Pick out each line containing the string "color" and copy it.
(begin)
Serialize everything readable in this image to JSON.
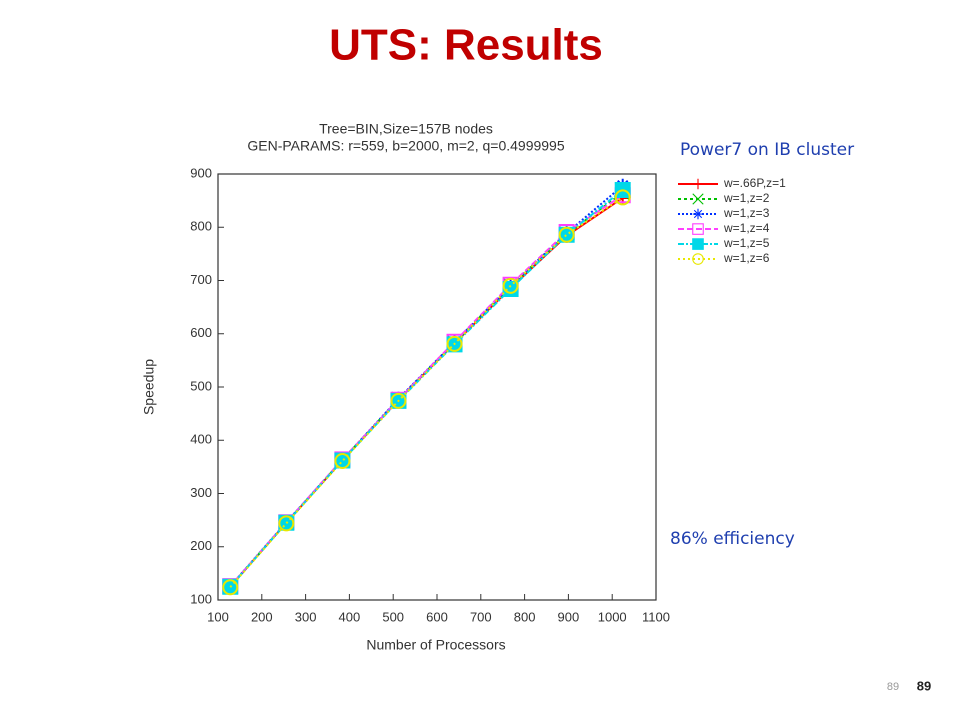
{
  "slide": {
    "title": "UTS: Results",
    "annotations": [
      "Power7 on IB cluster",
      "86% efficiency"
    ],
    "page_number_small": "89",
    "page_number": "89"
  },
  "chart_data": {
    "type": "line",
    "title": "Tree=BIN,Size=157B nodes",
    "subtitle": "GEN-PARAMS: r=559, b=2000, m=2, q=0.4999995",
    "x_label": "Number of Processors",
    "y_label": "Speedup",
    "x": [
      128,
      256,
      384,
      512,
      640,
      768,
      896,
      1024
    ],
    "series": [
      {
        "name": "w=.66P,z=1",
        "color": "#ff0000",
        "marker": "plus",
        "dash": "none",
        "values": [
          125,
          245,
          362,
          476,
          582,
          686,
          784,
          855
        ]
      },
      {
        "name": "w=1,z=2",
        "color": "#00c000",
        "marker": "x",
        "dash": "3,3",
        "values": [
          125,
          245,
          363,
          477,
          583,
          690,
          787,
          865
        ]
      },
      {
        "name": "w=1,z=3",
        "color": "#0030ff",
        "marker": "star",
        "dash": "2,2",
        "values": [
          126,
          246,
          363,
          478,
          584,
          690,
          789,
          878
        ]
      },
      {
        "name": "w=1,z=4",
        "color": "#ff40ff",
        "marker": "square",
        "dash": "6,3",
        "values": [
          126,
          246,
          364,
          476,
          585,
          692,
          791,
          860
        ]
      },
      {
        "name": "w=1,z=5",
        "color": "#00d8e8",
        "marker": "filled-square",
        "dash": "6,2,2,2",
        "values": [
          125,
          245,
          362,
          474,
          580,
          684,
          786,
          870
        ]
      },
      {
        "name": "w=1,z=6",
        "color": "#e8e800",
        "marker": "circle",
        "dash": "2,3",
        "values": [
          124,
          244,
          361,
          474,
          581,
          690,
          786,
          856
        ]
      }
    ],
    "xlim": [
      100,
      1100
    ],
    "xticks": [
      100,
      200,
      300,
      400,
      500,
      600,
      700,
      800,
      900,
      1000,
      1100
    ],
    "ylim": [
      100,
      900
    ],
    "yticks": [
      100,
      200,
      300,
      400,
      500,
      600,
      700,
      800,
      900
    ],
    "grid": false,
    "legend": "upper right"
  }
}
(end)
(begin)
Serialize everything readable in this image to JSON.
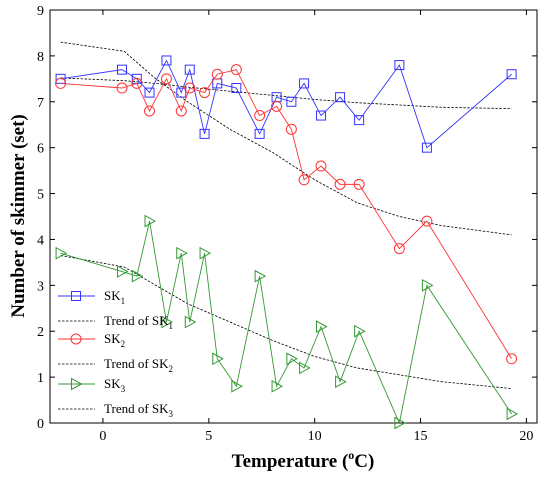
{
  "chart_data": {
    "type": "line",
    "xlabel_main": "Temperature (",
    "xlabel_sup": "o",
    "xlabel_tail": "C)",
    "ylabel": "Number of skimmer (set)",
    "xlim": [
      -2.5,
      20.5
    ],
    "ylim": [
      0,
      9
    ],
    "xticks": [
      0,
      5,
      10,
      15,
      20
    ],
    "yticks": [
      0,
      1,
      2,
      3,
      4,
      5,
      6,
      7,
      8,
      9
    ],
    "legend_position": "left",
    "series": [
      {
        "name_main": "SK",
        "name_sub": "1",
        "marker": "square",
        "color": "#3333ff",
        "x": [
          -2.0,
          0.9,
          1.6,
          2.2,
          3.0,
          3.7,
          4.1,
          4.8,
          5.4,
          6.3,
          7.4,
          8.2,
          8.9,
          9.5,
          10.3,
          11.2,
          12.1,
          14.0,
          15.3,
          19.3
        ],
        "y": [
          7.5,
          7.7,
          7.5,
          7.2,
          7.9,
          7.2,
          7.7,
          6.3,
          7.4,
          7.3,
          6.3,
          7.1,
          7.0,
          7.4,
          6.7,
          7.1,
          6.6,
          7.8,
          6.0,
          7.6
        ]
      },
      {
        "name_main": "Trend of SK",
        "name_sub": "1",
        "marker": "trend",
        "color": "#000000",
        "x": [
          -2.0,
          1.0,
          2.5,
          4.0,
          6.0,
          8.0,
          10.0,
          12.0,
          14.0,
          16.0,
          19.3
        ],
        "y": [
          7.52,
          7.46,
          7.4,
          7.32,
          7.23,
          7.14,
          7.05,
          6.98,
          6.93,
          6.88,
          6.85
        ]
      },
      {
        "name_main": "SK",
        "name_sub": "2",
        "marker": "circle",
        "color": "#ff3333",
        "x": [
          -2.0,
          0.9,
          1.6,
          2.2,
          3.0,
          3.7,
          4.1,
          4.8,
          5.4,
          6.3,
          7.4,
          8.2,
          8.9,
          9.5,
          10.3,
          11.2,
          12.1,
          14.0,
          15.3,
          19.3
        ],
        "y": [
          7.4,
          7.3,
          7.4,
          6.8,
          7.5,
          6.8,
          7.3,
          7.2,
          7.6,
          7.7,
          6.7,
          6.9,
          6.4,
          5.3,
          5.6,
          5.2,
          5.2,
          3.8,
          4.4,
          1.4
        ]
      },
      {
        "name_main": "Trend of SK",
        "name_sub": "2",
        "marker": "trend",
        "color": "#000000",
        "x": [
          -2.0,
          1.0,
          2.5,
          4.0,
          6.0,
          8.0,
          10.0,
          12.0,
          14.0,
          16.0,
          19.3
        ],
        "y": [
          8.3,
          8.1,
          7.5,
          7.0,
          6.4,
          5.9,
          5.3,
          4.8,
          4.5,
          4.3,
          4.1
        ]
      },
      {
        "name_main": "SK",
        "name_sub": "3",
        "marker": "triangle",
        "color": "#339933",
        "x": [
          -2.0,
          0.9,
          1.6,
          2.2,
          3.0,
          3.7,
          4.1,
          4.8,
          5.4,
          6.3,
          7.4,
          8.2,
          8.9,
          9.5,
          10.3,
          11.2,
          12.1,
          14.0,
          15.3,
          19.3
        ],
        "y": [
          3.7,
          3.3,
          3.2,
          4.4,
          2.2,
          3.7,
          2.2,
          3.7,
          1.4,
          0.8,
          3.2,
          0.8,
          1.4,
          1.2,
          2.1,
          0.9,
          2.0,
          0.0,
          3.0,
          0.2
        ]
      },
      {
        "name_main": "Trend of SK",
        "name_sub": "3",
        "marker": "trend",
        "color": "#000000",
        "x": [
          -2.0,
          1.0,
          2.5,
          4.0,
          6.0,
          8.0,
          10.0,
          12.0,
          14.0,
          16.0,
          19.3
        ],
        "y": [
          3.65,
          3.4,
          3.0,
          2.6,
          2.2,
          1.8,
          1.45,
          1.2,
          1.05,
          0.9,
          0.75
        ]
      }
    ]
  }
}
(end)
• **Answer to this problem**:
        "color": "#ff0000",
        "color": "#00c000",
        "color": "#0030ff",
        "color": "#ff40ff",
        "color": "#00d8e8",
        "color": "#e8e800",
        "color": "#3333ff",
        "color": "#000000",
        "color": "#ff3333",
        "color": "#000000",
        "color": "#339933",
        "color": "#000000",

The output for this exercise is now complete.